Start of DATASET RECORDS

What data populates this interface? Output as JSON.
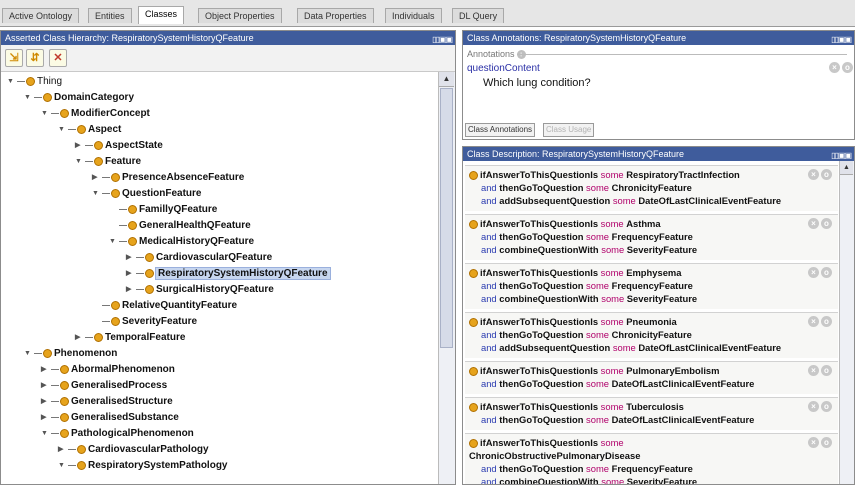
{
  "tabs": [
    "Active Ontology",
    "Entities",
    "Classes",
    "Object Properties",
    "Data Properties",
    "Individuals",
    "DL Query"
  ],
  "active_tab_index": 2,
  "left_panel": {
    "title": "Asserted Class Hierarchy: RespiratorySystemHistoryQFeature",
    "window_controls": "▯▯▣▣",
    "toolbar_icons": [
      "add-subclass-icon",
      "add-sibling-icon",
      "delete-class-icon"
    ],
    "tree": [
      {
        "label": "Thing",
        "state": "open"
      },
      {
        "label": "DomainCategory",
        "state": "open"
      },
      {
        "label": "ModifierConcept",
        "state": "open"
      },
      {
        "label": "Aspect",
        "state": "open"
      },
      {
        "label": "AspectState",
        "state": "closed"
      },
      {
        "label": "Feature",
        "state": "open"
      },
      {
        "label": "PresenceAbsenceFeature",
        "state": "closed"
      },
      {
        "label": "QuestionFeature",
        "state": "open"
      },
      {
        "label": "FamillyQFeature",
        "state": "leaf"
      },
      {
        "label": "GeneralHealthQFeature",
        "state": "leaf"
      },
      {
        "label": "MedicalHistoryQFeature",
        "state": "open"
      },
      {
        "label": "CardiovascularQFeature",
        "state": "closed"
      },
      {
        "label": "RespiratorySystemHistoryQFeature",
        "state": "closed",
        "selected": true
      },
      {
        "label": "SurgicalHistoryQFeature",
        "state": "closed"
      },
      {
        "label": "RelativeQuantityFeature",
        "state": "leaf"
      },
      {
        "label": "SeverityFeature",
        "state": "leaf"
      },
      {
        "label": "TemporalFeature",
        "state": "closed"
      },
      {
        "label": "Phenomenon",
        "state": "open"
      },
      {
        "label": "AbormalPhenomenon",
        "state": "closed"
      },
      {
        "label": "GeneralisedProcess",
        "state": "closed"
      },
      {
        "label": "GeneralisedStructure",
        "state": "closed"
      },
      {
        "label": "GeneralisedSubstance",
        "state": "closed"
      },
      {
        "label": "PathologicalPhenomenon",
        "state": "open"
      },
      {
        "label": "CardiovascularPathology",
        "state": "closed"
      },
      {
        "label": "RespiratorySystemPathology",
        "state": "open"
      }
    ]
  },
  "annotations_panel": {
    "title": "Class Annotations: RespiratorySystemHistoryQFeature",
    "window_controls": "▯▯▣▣",
    "header": "Annotations",
    "property": "questionContent",
    "value": "Which lung condition?",
    "tab_buttons": [
      "Class Annotations",
      "Class Usage"
    ]
  },
  "description_panel": {
    "title": "Class Description: RespiratorySystemHistoryQFeature",
    "window_controls": "▯▯▣▣",
    "axioms": [
      [
        [
          "ifAnswerToThisQuestionIs",
          " some ",
          "RespiratoryTractInfection"
        ],
        [
          "and",
          " thenGoToQuestion",
          " some ",
          "ChronicityFeature"
        ],
        [
          "and",
          " addSubsequentQuestion",
          " some ",
          "DateOfLastClinicalEventFeature"
        ]
      ],
      [
        [
          "ifAnswerToThisQuestionIs",
          " some ",
          "Asthma"
        ],
        [
          "and",
          " thenGoToQuestion",
          " some ",
          "FrequencyFeature"
        ],
        [
          "and",
          " combineQuestionWith",
          " some ",
          "SeverityFeature"
        ]
      ],
      [
        [
          "ifAnswerToThisQuestionIs",
          " some ",
          "Emphysema"
        ],
        [
          "and",
          " thenGoToQuestion",
          " some ",
          "FrequencyFeature"
        ],
        [
          "and",
          " combineQuestionWith",
          " some ",
          "SeverityFeature"
        ]
      ],
      [
        [
          "ifAnswerToThisQuestionIs",
          " some ",
          "Pneumonia"
        ],
        [
          "and",
          " thenGoToQuestion",
          " some ",
          "ChronicityFeature"
        ],
        [
          "and",
          " addSubsequentQuestion",
          " some ",
          "DateOfLastClinicalEventFeature"
        ]
      ],
      [
        [
          "ifAnswerToThisQuestionIs",
          " some ",
          "PulmonaryEmbolism"
        ],
        [
          "and",
          " thenGoToQuestion",
          " some ",
          "DateOfLastClinicalEventFeature"
        ]
      ],
      [
        [
          "ifAnswerToThisQuestionIs",
          " some ",
          "Tuberculosis"
        ],
        [
          "and",
          " thenGoToQuestion",
          " some ",
          "DateOfLastClinicalEventFeature"
        ]
      ],
      [
        [
          "ifAnswerToThisQuestionIs",
          " some ",
          ""
        ],
        [
          "",
          "",
          "",
          "ChronicObstructivePulmonaryDisease"
        ],
        [
          "and",
          " thenGoToQuestion",
          " some ",
          "FrequencyFeature"
        ],
        [
          "and",
          " combineQuestionWith",
          " some ",
          "SeverityFeature"
        ]
      ]
    ]
  }
}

End of DATASET RECORDS

▸ THE EXERCISE
Using the records above, retype everything exactly except the pictures.

▸ FULL OUTPUT
What data populates this interface? Output as JSON.
{
  "tabs": [
    "Active Ontology",
    "Entities",
    "Classes",
    "Object Properties",
    "Data Properties",
    "Individuals",
    "DL Query"
  ],
  "active_tab_index": 2,
  "left_panel": {
    "title": "Asserted Class Hierarchy: RespiratorySystemHistoryQFeature",
    "window_controls": "▯▯▣▣",
    "toolbar_icons": [
      "add-subclass-icon",
      "add-sibling-icon",
      "delete-class-icon"
    ],
    "tree": [
      {
        "label": "Thing",
        "state": "open"
      },
      {
        "label": "DomainCategory",
        "state": "open"
      },
      {
        "label": "ModifierConcept",
        "state": "open"
      },
      {
        "label": "Aspect",
        "state": "open"
      },
      {
        "label": "AspectState",
        "state": "closed"
      },
      {
        "label": "Feature",
        "state": "open"
      },
      {
        "label": "PresenceAbsenceFeature",
        "state": "closed"
      },
      {
        "label": "QuestionFeature",
        "state": "open"
      },
      {
        "label": "FamillyQFeature",
        "state": "leaf"
      },
      {
        "label": "GeneralHealthQFeature",
        "state": "leaf"
      },
      {
        "label": "MedicalHistoryQFeature",
        "state": "open"
      },
      {
        "label": "CardiovascularQFeature",
        "state": "closed"
      },
      {
        "label": "RespiratorySystemHistoryQFeature",
        "state": "closed",
        "selected": true
      },
      {
        "label": "SurgicalHistoryQFeature",
        "state": "closed"
      },
      {
        "label": "RelativeQuantityFeature",
        "state": "leaf"
      },
      {
        "label": "SeverityFeature",
        "state": "leaf"
      },
      {
        "label": "TemporalFeature",
        "state": "closed"
      },
      {
        "label": "Phenomenon",
        "state": "open"
      },
      {
        "label": "AbormalPhenomenon",
        "state": "closed"
      },
      {
        "label": "GeneralisedProcess",
        "state": "closed"
      },
      {
        "label": "GeneralisedStructure",
        "state": "closed"
      },
      {
        "label": "GeneralisedSubstance",
        "state": "closed"
      },
      {
        "label": "PathologicalPhenomenon",
        "state": "open"
      },
      {
        "label": "CardiovascularPathology",
        "state": "closed"
      },
      {
        "label": "RespiratorySystemPathology",
        "state": "open"
      }
    ]
  },
  "annotations_panel": {
    "title": "Class Annotations: RespiratorySystemHistoryQFeature",
    "window_controls": "▯▯▣▣",
    "header": "Annotations",
    "property": "questionContent",
    "value": "Which lung condition?",
    "tab_buttons": [
      "Class Annotations",
      "Class Usage"
    ]
  },
  "description_panel": {
    "title": "Class Description: RespiratorySystemHistoryQFeature",
    "window_controls": "▯▯▣▣",
    "axioms": [
      [
        [
          "ifAnswerToThisQuestionIs",
          " some ",
          "RespiratoryTractInfection"
        ],
        [
          "and",
          " thenGoToQuestion",
          " some ",
          "ChronicityFeature"
        ],
        [
          "and",
          " addSubsequentQuestion",
          " some ",
          "DateOfLastClinicalEventFeature"
        ]
      ],
      [
        [
          "ifAnswerToThisQuestionIs",
          " some ",
          "Asthma"
        ],
        [
          "and",
          " thenGoToQuestion",
          " some ",
          "FrequencyFeature"
        ],
        [
          "and",
          " combineQuestionWith",
          " some ",
          "SeverityFeature"
        ]
      ],
      [
        [
          "ifAnswerToThisQuestionIs",
          " some ",
          "Emphysema"
        ],
        [
          "and",
          " thenGoToQuestion",
          " some ",
          "FrequencyFeature"
        ],
        [
          "and",
          " combineQuestionWith",
          " some ",
          "SeverityFeature"
        ]
      ],
      [
        [
          "ifAnswerToThisQuestionIs",
          " some ",
          "Pneumonia"
        ],
        [
          "and",
          " thenGoToQuestion",
          " some ",
          "ChronicityFeature"
        ],
        [
          "and",
          " addSubsequentQuestion",
          " some ",
          "DateOfLastClinicalEventFeature"
        ]
      ],
      [
        [
          "ifAnswerToThisQuestionIs",
          " some ",
          "PulmonaryEmbolism"
        ],
        [
          "and",
          " thenGoToQuestion",
          " some ",
          "DateOfLastClinicalEventFeature"
        ]
      ],
      [
        [
          "ifAnswerToThisQuestionIs",
          " some ",
          "Tuberculosis"
        ],
        [
          "and",
          " thenGoToQuestion",
          " some ",
          "DateOfLastClinicalEventFeature"
        ]
      ],
      [
        [
          "ifAnswerToThisQuestionIs",
          " some ",
          ""
        ],
        [
          "",
          "",
          "",
          "ChronicObstructivePulmonaryDisease"
        ],
        [
          "and",
          " thenGoToQuestion",
          " some ",
          "FrequencyFeature"
        ],
        [
          "and",
          " combineQuestionWith",
          " some ",
          "SeverityFeature"
        ]
      ]
    ]
  }
}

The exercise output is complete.